— EXERCISE —
Take each line from the entries that holds "this" and copy it out.

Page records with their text
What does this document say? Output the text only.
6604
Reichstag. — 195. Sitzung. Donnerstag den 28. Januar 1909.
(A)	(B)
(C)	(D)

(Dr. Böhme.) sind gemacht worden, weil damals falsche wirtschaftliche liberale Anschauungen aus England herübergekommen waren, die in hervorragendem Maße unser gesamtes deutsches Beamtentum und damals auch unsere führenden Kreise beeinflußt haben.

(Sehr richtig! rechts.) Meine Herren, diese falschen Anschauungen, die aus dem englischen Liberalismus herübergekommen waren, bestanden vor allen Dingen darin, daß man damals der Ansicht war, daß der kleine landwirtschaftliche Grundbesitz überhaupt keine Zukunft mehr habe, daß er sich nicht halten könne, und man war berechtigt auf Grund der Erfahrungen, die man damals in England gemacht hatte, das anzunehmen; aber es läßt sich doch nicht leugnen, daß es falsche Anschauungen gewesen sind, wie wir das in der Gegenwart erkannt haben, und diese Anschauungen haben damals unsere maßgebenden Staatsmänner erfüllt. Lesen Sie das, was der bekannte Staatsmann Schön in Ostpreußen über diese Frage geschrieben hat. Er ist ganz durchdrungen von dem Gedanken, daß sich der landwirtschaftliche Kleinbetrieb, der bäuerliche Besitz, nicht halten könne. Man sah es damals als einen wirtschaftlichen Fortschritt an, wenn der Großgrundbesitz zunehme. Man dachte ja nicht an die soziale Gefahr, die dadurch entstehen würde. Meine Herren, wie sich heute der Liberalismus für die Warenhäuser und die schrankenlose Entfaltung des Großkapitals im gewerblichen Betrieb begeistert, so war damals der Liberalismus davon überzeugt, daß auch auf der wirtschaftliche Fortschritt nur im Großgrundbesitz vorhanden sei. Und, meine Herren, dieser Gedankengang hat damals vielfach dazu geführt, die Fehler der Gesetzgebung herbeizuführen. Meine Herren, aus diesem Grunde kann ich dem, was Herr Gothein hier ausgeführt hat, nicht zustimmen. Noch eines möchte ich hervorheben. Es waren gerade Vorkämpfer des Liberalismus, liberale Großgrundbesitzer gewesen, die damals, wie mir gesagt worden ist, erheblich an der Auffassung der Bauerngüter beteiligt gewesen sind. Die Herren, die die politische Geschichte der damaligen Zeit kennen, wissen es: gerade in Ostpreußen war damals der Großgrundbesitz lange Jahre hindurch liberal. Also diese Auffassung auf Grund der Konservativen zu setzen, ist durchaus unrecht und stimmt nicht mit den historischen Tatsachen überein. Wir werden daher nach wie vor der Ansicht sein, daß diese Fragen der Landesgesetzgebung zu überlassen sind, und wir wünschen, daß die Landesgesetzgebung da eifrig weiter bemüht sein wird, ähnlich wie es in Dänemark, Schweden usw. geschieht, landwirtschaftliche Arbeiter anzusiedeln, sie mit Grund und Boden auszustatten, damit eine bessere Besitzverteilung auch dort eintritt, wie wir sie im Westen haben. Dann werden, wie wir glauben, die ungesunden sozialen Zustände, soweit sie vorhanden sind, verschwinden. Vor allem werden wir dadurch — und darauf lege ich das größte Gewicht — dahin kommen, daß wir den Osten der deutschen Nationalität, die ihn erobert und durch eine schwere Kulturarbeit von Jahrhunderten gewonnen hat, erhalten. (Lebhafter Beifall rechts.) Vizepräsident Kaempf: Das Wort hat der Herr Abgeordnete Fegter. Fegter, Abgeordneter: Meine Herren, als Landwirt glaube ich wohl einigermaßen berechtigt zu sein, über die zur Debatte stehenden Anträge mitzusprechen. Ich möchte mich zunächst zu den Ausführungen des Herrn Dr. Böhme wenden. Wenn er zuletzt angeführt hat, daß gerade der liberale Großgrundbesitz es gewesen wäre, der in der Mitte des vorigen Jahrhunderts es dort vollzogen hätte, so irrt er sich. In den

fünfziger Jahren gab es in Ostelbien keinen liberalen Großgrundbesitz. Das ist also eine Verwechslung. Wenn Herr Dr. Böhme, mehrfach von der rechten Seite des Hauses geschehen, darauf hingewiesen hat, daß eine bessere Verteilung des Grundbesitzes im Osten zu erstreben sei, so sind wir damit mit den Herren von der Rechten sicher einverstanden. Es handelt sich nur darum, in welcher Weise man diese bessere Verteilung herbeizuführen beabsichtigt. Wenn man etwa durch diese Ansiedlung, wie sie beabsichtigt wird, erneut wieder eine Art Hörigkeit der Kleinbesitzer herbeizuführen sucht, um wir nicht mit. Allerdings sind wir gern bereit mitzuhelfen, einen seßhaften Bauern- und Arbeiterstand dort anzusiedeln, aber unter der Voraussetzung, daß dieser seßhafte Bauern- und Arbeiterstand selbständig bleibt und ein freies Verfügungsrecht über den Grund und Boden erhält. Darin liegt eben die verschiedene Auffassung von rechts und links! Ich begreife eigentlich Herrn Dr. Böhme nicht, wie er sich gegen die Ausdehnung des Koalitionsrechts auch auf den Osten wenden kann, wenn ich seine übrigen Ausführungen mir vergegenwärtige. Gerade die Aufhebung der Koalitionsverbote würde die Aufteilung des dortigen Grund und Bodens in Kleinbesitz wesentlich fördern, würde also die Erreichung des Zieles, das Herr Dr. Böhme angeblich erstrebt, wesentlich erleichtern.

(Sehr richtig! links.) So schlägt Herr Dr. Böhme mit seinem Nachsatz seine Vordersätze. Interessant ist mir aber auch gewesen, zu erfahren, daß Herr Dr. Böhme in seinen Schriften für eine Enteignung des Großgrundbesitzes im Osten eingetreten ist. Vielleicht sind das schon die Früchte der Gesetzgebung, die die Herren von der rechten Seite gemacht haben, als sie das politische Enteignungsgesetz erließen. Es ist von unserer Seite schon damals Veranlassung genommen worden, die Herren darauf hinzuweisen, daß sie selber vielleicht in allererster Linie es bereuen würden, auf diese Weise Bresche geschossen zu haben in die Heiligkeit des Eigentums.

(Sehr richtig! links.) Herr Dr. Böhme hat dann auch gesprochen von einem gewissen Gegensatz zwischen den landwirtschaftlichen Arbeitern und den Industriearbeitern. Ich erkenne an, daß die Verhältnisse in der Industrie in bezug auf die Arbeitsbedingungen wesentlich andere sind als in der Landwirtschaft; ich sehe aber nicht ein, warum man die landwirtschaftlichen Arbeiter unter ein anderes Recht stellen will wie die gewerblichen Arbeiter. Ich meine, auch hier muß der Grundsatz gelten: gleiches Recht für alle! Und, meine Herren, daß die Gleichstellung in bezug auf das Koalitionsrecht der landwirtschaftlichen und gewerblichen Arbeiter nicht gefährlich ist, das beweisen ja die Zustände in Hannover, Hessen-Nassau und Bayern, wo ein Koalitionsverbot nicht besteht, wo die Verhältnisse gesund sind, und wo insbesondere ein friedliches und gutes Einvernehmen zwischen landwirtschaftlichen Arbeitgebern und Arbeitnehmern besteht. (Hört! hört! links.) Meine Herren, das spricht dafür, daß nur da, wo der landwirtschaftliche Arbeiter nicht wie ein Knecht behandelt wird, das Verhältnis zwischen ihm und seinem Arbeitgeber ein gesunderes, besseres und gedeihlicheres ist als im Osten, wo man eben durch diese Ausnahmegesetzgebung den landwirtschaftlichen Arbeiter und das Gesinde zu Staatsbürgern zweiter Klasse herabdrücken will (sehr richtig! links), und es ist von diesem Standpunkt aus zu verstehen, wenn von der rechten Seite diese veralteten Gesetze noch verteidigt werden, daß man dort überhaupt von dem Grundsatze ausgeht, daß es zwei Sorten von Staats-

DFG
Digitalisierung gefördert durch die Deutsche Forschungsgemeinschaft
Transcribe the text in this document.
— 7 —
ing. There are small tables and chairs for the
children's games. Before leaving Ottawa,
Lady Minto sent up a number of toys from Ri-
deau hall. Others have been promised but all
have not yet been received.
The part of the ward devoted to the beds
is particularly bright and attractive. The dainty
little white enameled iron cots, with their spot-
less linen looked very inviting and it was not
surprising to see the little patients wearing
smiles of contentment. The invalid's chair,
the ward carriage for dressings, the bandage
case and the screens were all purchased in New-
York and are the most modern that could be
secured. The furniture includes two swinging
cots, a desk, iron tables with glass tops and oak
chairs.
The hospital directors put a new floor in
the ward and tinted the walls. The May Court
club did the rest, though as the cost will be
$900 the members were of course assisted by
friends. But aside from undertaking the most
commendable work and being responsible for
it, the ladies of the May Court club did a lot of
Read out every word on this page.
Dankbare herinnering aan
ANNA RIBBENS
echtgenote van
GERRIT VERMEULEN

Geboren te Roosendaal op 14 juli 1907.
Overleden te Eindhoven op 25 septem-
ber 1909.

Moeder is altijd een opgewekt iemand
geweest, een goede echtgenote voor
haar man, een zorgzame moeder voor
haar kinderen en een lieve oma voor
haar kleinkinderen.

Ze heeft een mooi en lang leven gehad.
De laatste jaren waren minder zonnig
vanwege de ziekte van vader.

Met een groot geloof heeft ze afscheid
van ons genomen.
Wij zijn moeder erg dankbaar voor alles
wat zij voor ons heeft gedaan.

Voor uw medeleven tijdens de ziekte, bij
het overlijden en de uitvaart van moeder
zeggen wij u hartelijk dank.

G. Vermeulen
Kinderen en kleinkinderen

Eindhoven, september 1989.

— YOUR SOLUTION —
What does this document say? Output the text only.
Transcribe the text in this document.
Read out every word on this page.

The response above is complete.